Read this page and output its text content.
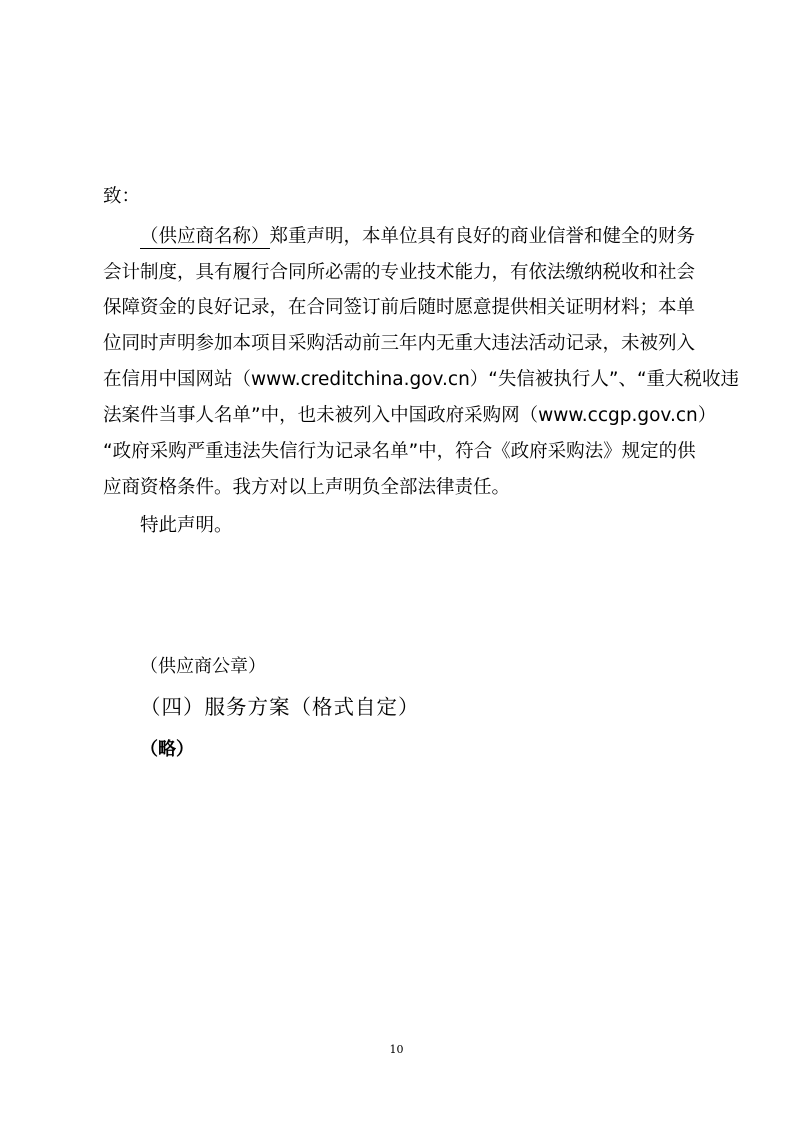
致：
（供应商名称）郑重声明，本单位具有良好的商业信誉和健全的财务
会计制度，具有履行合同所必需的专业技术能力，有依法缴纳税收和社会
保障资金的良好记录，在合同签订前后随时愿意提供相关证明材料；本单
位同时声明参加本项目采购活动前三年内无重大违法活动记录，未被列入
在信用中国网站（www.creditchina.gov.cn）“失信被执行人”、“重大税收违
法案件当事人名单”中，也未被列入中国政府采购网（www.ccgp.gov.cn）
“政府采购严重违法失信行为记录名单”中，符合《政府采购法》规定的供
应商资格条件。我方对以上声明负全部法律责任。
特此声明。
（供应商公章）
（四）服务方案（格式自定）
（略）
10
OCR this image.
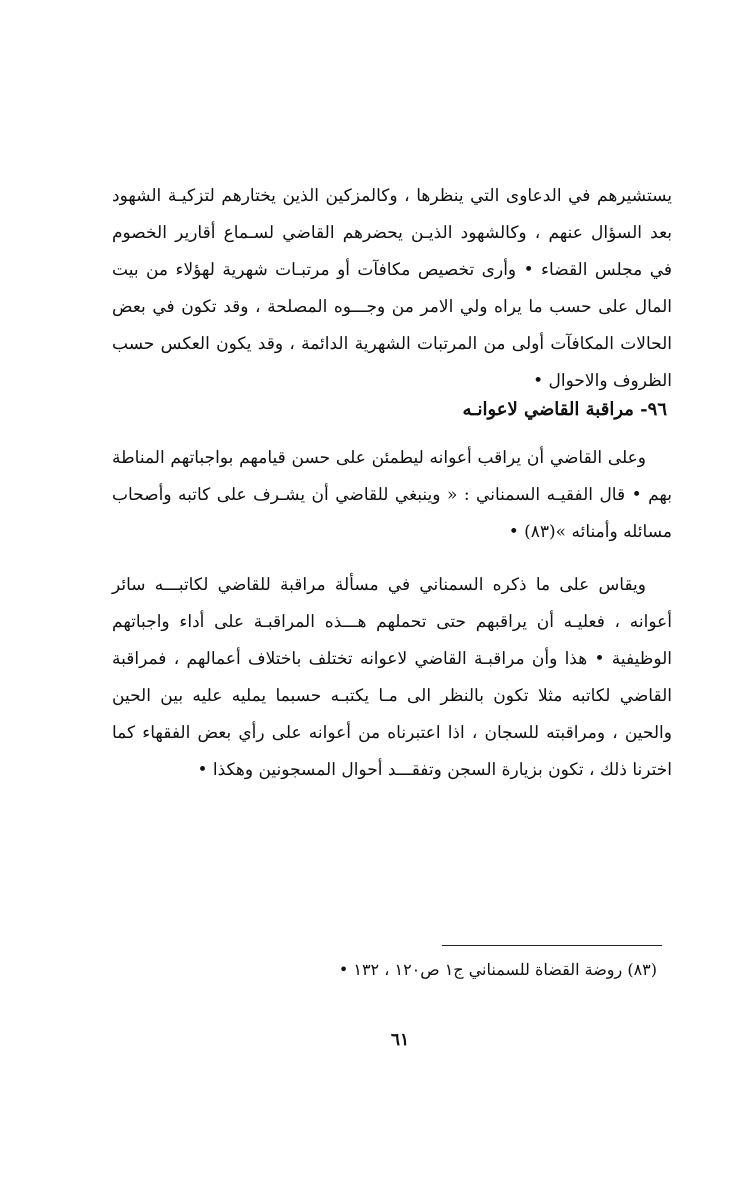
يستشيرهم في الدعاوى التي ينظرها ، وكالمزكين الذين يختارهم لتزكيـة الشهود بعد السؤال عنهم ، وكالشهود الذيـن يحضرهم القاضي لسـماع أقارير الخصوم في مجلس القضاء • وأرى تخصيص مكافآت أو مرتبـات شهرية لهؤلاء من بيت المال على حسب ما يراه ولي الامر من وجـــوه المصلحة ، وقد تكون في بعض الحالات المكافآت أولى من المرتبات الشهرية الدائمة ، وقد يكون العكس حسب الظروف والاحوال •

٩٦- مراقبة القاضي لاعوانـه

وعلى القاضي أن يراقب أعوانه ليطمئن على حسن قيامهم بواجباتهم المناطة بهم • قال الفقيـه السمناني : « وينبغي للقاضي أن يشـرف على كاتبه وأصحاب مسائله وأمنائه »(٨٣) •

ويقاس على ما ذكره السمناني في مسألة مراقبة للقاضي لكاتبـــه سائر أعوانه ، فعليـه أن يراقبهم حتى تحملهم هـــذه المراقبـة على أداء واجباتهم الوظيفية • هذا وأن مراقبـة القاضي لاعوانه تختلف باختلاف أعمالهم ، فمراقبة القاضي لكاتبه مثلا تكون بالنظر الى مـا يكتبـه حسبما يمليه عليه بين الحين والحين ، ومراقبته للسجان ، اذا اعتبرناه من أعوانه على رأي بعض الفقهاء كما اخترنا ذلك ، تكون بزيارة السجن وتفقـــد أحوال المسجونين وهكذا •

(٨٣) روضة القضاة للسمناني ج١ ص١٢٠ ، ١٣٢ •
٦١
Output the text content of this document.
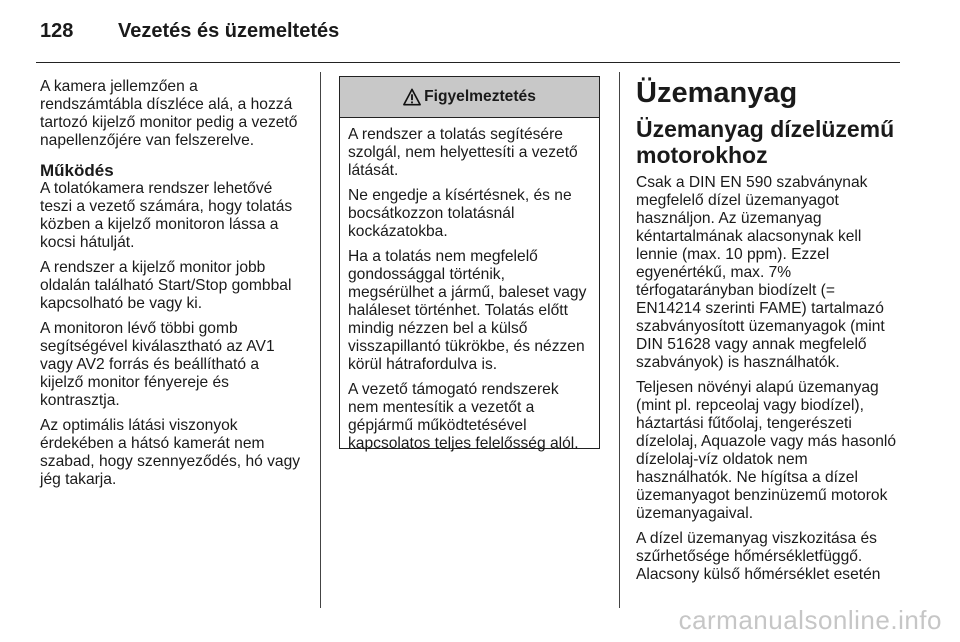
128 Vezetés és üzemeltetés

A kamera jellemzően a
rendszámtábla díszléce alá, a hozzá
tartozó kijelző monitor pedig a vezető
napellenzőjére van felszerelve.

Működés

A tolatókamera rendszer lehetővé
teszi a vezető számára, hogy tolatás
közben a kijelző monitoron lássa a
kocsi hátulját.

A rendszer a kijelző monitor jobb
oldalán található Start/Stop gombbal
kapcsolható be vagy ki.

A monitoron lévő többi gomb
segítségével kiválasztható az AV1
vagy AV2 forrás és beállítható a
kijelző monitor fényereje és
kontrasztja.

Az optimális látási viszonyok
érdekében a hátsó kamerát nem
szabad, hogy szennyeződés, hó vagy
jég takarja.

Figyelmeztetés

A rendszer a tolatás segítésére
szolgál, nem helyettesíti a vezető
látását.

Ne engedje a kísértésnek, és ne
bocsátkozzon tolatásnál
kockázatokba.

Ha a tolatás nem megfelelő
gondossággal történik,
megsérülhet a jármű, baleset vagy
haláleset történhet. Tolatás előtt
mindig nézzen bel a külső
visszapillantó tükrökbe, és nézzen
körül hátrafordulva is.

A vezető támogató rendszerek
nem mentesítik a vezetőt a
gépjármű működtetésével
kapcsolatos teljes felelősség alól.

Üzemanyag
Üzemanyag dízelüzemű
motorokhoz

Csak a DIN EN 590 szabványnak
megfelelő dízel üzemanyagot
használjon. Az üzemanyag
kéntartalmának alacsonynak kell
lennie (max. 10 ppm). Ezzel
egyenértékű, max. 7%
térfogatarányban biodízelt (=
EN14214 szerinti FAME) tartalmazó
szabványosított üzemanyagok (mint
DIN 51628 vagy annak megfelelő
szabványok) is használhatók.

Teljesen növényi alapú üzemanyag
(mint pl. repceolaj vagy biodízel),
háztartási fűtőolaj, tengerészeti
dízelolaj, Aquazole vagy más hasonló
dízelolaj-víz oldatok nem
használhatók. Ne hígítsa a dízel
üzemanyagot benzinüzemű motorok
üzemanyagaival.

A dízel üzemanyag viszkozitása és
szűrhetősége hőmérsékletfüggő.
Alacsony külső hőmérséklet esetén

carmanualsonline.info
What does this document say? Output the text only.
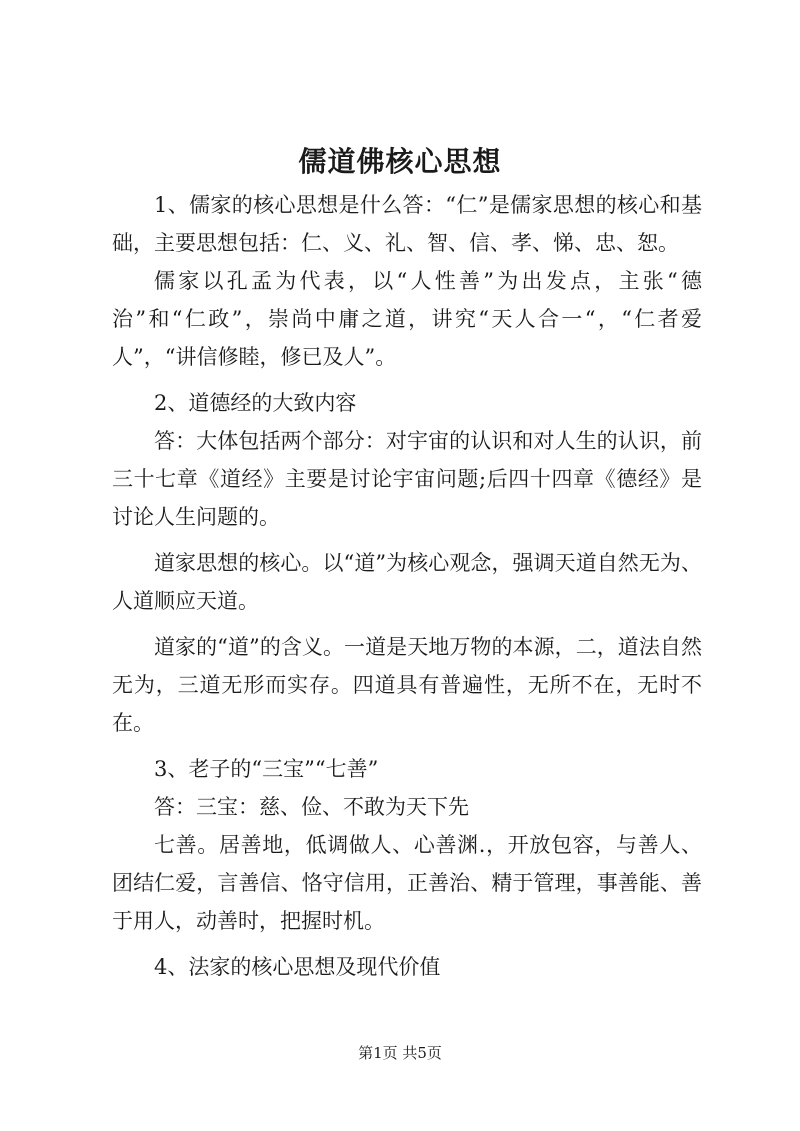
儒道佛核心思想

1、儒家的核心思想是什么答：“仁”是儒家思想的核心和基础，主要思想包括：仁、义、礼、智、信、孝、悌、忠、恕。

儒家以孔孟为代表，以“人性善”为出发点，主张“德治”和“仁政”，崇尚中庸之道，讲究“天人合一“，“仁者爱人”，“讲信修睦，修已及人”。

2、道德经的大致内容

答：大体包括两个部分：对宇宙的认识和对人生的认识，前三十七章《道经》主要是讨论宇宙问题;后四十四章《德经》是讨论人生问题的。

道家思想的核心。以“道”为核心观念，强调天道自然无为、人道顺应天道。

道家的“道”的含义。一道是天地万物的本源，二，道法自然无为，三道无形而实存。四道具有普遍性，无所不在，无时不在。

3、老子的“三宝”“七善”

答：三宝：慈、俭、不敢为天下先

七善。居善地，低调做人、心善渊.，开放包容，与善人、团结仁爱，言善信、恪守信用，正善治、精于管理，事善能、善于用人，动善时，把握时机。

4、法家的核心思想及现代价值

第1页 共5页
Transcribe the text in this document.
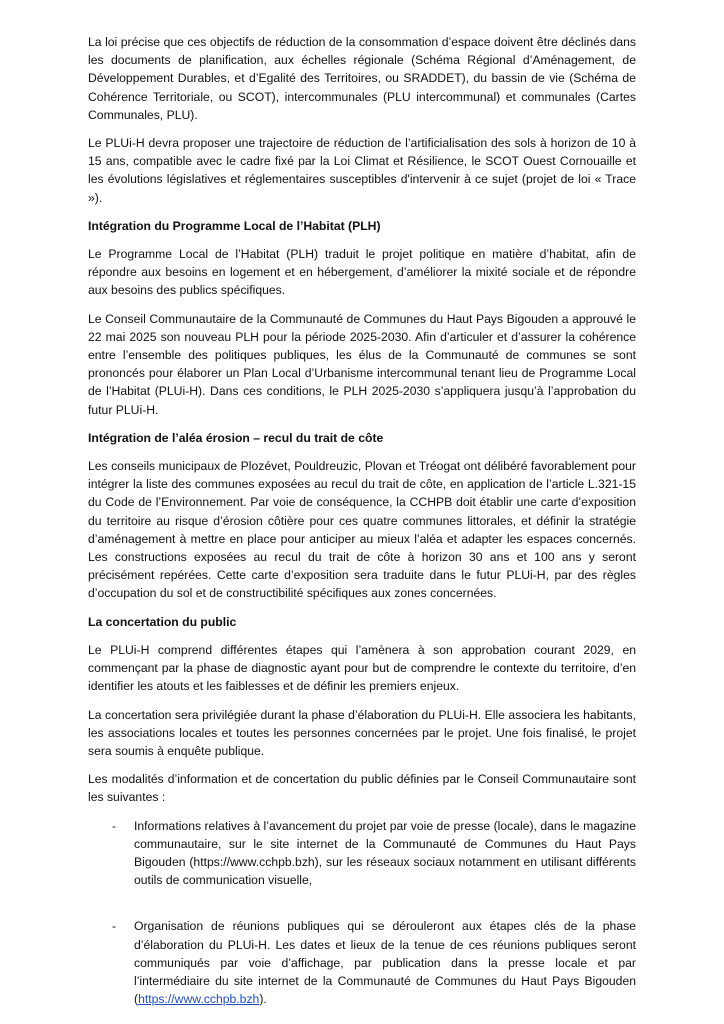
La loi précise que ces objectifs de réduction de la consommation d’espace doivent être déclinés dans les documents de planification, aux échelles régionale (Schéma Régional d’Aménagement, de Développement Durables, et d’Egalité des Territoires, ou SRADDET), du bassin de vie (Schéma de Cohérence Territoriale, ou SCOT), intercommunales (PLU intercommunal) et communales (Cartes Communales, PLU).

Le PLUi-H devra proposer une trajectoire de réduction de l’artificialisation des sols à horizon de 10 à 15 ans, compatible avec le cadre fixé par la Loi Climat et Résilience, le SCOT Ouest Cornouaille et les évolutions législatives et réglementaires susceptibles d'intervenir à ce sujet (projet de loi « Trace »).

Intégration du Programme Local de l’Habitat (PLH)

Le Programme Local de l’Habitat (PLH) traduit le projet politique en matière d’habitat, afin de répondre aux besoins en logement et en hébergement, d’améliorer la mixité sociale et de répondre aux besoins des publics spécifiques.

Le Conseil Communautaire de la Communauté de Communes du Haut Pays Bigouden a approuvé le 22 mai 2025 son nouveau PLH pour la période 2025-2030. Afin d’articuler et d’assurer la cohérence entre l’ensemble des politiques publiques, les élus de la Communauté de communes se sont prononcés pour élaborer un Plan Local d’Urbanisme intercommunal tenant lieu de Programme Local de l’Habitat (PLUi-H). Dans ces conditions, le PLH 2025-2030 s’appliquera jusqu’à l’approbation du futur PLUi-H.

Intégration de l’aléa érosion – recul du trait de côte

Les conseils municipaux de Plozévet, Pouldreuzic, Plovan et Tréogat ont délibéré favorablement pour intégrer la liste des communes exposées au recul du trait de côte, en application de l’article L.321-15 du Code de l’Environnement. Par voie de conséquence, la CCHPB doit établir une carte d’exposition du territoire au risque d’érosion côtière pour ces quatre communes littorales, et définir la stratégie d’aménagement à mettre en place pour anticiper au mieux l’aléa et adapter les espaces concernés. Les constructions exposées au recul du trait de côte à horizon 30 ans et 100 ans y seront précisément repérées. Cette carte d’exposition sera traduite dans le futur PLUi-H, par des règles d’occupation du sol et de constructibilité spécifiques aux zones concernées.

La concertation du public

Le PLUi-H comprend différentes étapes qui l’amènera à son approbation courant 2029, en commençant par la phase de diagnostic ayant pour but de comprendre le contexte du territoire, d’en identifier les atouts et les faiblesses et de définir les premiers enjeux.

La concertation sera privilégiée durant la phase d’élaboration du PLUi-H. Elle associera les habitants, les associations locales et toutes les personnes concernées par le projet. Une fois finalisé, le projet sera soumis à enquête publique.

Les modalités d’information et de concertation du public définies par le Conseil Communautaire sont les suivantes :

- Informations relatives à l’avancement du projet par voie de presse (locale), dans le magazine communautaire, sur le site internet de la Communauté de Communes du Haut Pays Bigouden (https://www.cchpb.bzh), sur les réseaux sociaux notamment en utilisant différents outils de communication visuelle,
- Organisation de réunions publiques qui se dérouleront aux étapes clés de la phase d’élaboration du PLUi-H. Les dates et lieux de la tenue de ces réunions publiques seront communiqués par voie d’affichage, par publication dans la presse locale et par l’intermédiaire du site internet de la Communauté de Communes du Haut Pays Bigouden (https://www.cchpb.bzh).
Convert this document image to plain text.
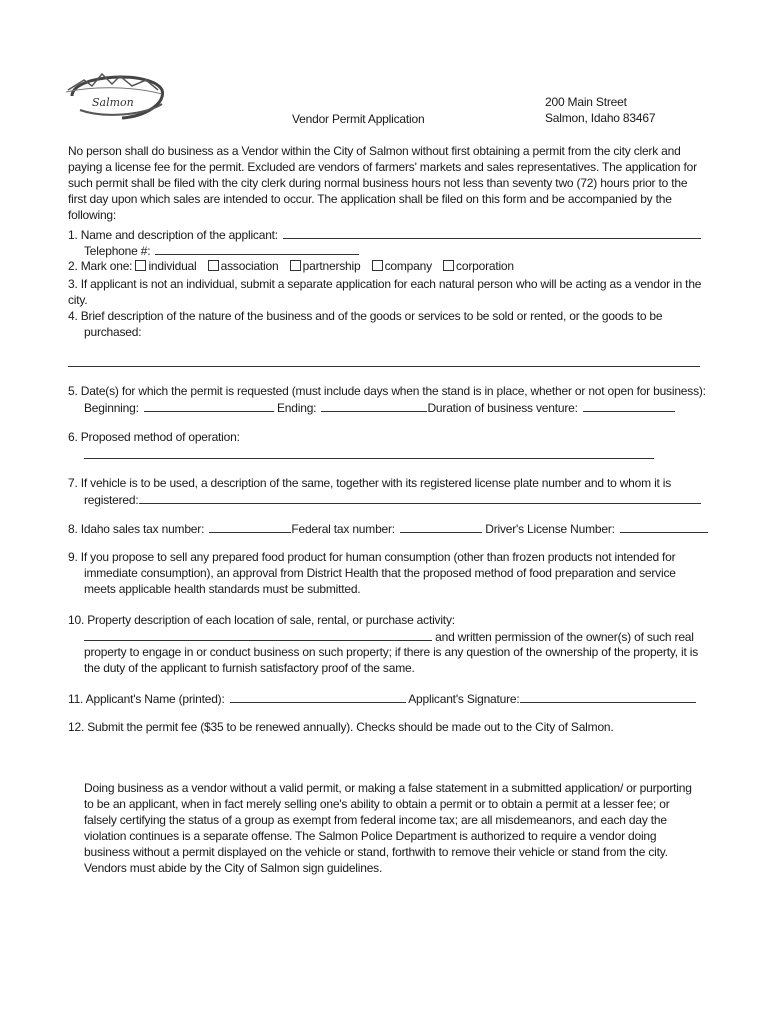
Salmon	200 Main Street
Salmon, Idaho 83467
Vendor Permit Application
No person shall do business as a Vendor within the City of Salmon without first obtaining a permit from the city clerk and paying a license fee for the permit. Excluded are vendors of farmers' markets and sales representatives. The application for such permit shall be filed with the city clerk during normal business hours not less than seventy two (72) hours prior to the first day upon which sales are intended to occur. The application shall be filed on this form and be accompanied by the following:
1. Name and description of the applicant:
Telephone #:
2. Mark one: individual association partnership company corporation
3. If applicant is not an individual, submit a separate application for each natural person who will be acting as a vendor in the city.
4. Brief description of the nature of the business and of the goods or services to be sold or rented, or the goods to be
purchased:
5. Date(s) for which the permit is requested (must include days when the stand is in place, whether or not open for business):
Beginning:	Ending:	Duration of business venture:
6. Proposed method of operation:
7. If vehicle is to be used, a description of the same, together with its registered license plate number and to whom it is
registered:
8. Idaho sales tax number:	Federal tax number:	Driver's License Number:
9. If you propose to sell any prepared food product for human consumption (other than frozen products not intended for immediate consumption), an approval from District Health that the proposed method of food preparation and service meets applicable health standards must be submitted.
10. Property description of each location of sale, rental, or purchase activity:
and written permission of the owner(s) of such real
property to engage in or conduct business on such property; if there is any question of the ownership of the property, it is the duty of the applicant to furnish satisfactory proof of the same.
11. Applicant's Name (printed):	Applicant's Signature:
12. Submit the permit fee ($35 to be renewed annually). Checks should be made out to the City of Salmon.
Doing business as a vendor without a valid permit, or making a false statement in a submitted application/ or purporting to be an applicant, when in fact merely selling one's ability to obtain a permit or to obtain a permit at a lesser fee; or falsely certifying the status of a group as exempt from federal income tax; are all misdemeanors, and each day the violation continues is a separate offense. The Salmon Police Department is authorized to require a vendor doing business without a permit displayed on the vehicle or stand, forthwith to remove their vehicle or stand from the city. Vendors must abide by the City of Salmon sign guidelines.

· · ·

(WHAT YOU SHOULD DO) Search the preceding listing for "number" and extract every line where it is found.

(TASK RESULT)
7. If vehicle is to be used, a description of the same, together with its registered license plate number and to whom it is
8. Idaho sales tax number:	Federal tax number:	Driver's License Number:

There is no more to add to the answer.